→ THE EXERCISE: Looking at the data below, count the lines that contain the string "Basemat". Write only the total.

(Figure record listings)
_ _ _

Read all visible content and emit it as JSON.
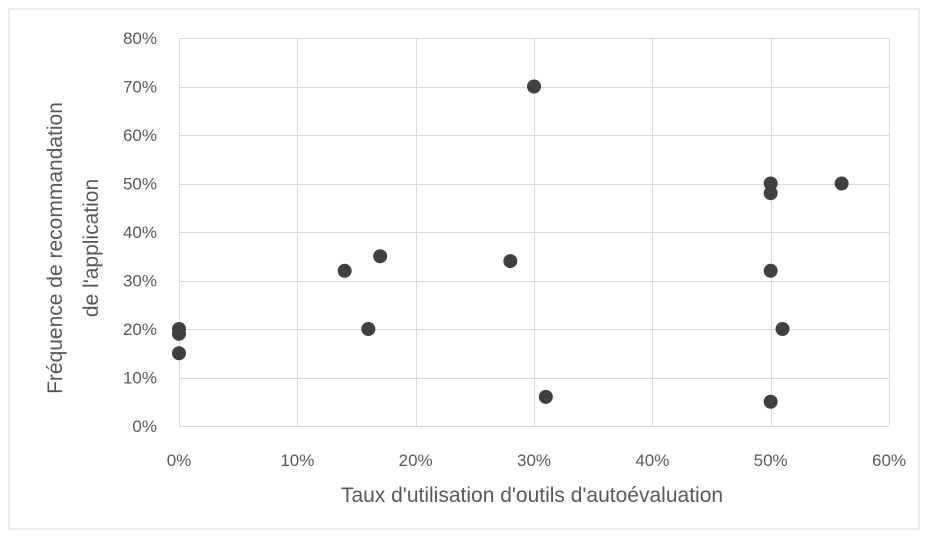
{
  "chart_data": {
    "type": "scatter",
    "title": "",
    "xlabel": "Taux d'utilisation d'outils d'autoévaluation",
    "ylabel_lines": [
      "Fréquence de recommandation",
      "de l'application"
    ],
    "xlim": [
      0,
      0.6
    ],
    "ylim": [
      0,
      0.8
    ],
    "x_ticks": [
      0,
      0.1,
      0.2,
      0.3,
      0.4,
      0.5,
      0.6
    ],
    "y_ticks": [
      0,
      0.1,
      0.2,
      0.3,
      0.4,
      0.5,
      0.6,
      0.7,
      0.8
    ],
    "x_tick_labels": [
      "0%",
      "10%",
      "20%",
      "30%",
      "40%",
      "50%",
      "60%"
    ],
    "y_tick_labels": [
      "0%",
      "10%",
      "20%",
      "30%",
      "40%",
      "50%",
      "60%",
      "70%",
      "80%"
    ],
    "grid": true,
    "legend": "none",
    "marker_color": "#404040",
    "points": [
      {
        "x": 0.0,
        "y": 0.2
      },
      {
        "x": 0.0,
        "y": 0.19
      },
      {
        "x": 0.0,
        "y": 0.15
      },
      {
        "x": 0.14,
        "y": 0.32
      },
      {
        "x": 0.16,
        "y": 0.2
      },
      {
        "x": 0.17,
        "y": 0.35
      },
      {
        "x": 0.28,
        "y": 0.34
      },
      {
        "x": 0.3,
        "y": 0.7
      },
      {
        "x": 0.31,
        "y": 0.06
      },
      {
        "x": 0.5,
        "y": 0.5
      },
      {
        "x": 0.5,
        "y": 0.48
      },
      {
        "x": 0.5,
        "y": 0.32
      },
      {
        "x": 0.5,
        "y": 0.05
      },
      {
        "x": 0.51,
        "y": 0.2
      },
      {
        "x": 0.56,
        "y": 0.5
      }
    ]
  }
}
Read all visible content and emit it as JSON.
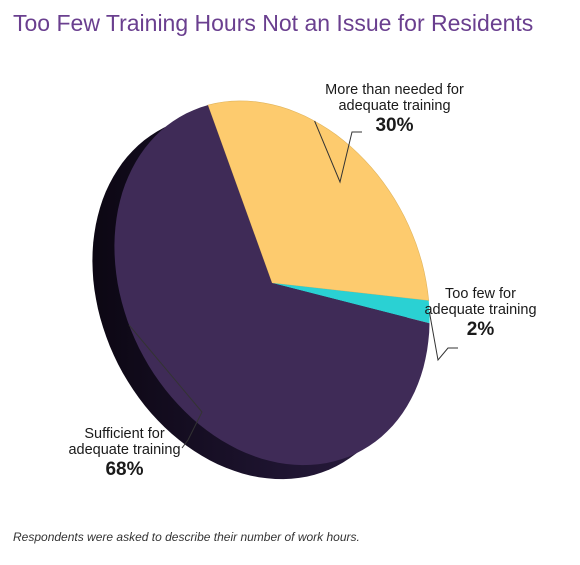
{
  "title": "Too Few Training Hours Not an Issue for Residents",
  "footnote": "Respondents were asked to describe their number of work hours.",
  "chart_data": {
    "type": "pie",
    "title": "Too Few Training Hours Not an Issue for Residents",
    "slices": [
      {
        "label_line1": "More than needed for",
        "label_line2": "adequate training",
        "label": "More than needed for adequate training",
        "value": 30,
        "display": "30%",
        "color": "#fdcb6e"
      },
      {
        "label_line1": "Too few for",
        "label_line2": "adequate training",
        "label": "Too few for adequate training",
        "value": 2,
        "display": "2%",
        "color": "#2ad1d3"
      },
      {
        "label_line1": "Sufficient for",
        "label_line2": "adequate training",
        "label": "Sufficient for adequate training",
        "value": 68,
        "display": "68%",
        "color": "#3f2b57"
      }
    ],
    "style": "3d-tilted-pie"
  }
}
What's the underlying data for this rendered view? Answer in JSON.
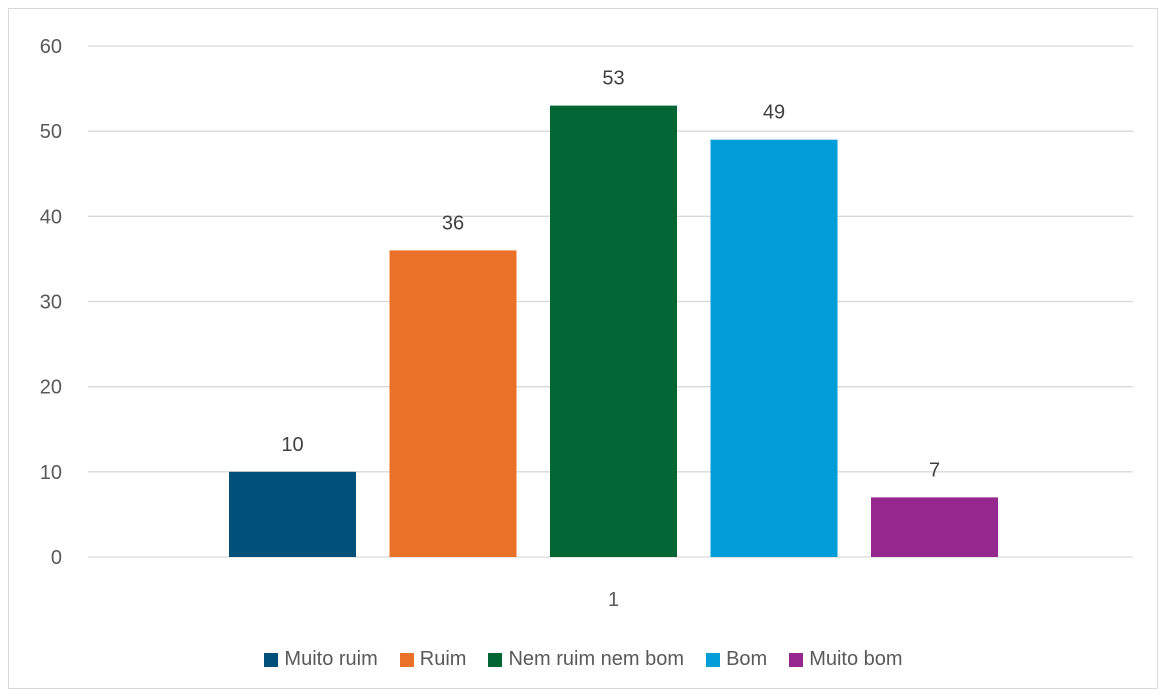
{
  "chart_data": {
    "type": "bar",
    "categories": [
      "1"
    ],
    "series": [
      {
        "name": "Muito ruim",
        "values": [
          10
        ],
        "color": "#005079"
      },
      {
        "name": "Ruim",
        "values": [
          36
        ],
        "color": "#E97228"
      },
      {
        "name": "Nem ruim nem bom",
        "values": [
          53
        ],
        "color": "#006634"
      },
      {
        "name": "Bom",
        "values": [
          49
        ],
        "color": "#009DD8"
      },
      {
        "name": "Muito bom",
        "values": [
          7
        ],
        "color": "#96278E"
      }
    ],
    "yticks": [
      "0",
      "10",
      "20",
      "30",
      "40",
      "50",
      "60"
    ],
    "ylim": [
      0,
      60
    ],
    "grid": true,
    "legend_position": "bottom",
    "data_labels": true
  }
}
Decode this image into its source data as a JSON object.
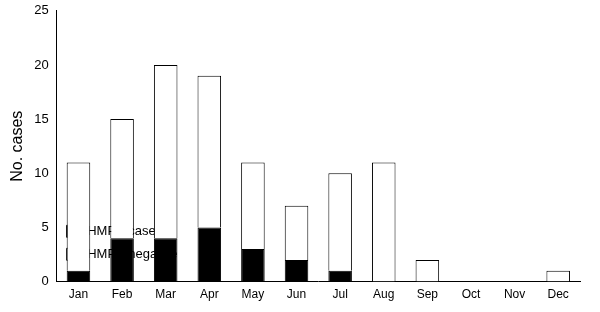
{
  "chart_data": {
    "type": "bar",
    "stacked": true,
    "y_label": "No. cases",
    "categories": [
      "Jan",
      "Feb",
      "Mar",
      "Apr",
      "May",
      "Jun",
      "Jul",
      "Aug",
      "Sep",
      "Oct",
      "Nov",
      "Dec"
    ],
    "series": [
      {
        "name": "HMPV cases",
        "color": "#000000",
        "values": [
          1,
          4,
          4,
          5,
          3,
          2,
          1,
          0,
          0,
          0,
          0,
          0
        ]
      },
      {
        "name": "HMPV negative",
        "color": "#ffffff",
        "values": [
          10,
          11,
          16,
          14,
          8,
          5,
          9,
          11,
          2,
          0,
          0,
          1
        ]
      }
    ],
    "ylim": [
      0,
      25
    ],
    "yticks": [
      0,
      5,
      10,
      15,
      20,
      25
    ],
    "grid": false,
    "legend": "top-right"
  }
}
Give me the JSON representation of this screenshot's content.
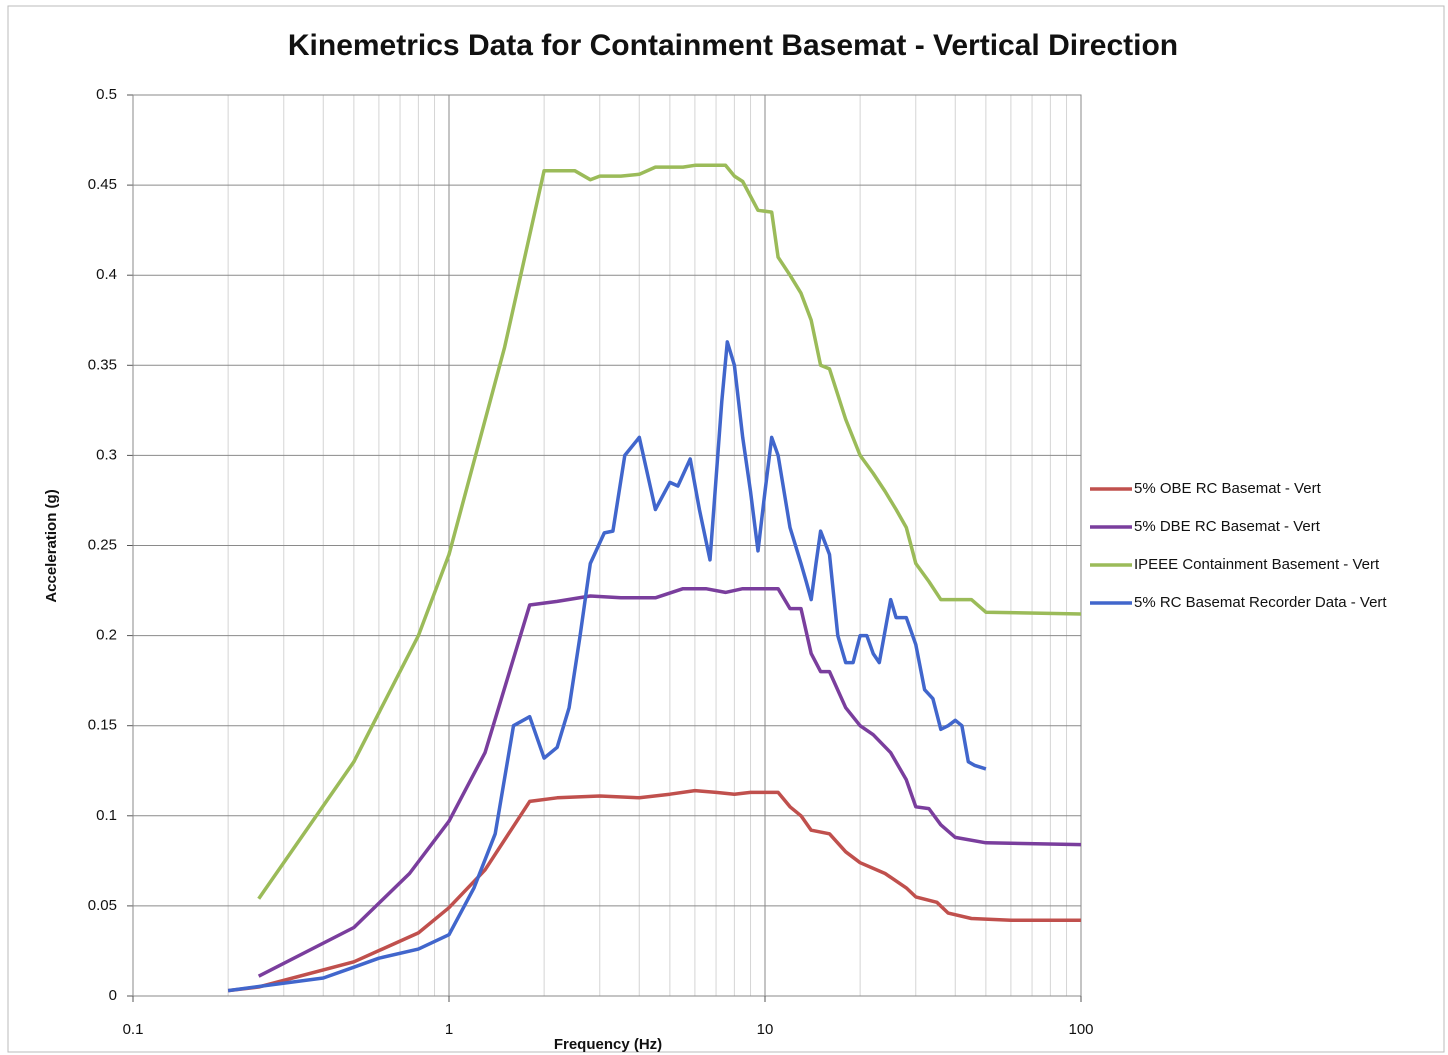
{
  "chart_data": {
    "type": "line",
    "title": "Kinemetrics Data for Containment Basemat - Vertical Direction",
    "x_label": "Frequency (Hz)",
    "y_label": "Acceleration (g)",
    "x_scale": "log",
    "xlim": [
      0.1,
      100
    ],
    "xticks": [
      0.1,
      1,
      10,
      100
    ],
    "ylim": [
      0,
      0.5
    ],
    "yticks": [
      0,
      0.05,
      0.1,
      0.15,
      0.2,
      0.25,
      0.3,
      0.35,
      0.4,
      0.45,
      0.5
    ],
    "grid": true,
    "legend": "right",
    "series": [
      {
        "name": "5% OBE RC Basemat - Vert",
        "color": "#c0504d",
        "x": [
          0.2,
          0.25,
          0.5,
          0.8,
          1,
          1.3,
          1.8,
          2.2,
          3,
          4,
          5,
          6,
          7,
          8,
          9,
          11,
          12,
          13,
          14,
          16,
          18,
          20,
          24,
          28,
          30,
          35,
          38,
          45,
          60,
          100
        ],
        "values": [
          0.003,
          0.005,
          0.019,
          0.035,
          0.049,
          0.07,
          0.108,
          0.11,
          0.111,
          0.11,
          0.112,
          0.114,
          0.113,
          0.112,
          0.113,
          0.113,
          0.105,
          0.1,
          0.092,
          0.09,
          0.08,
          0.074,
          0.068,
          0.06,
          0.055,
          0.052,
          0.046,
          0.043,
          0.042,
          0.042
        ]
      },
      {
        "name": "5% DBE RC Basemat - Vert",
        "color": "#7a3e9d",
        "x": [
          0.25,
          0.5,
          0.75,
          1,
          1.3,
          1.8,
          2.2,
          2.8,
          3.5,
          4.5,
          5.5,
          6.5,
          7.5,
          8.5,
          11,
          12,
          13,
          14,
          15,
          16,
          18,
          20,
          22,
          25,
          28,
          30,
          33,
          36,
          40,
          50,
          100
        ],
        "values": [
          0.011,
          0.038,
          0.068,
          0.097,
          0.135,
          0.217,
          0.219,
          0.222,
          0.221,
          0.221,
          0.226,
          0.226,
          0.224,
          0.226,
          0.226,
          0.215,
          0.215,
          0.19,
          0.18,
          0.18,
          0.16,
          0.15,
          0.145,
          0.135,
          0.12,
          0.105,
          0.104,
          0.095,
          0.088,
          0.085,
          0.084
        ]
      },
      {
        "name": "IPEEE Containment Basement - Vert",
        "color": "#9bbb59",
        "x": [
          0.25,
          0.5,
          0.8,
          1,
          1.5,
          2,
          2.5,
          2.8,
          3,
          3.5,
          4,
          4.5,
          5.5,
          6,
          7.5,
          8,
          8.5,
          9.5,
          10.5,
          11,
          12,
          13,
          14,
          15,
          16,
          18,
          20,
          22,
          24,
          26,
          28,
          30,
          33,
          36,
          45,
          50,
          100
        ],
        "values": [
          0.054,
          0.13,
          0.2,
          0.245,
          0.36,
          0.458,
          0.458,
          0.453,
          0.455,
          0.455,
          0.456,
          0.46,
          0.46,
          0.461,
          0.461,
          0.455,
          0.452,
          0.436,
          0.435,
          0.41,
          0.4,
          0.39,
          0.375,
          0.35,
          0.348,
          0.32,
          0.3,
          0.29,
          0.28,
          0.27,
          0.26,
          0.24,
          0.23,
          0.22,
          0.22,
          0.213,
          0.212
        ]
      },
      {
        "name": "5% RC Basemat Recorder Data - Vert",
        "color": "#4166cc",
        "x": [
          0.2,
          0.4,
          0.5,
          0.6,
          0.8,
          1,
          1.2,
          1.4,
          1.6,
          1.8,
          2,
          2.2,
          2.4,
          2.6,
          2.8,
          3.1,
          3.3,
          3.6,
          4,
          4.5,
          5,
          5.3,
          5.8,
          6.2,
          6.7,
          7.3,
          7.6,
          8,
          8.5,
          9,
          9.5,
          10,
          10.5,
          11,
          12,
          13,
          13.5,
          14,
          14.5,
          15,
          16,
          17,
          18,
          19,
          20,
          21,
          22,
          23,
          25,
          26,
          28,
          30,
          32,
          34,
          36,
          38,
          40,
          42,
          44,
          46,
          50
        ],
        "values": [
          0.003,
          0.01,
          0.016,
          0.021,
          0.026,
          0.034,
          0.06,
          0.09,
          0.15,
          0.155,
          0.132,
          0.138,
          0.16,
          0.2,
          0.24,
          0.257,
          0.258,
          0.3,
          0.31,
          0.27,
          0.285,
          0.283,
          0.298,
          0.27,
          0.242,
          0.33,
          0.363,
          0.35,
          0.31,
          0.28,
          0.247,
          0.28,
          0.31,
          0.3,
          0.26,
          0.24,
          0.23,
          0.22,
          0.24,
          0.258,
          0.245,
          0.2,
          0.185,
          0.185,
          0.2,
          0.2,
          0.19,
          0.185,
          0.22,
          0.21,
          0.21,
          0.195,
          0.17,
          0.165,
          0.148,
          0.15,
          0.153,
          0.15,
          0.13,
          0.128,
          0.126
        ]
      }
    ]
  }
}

_ _ _

→ EXPECTED ANSWER: 4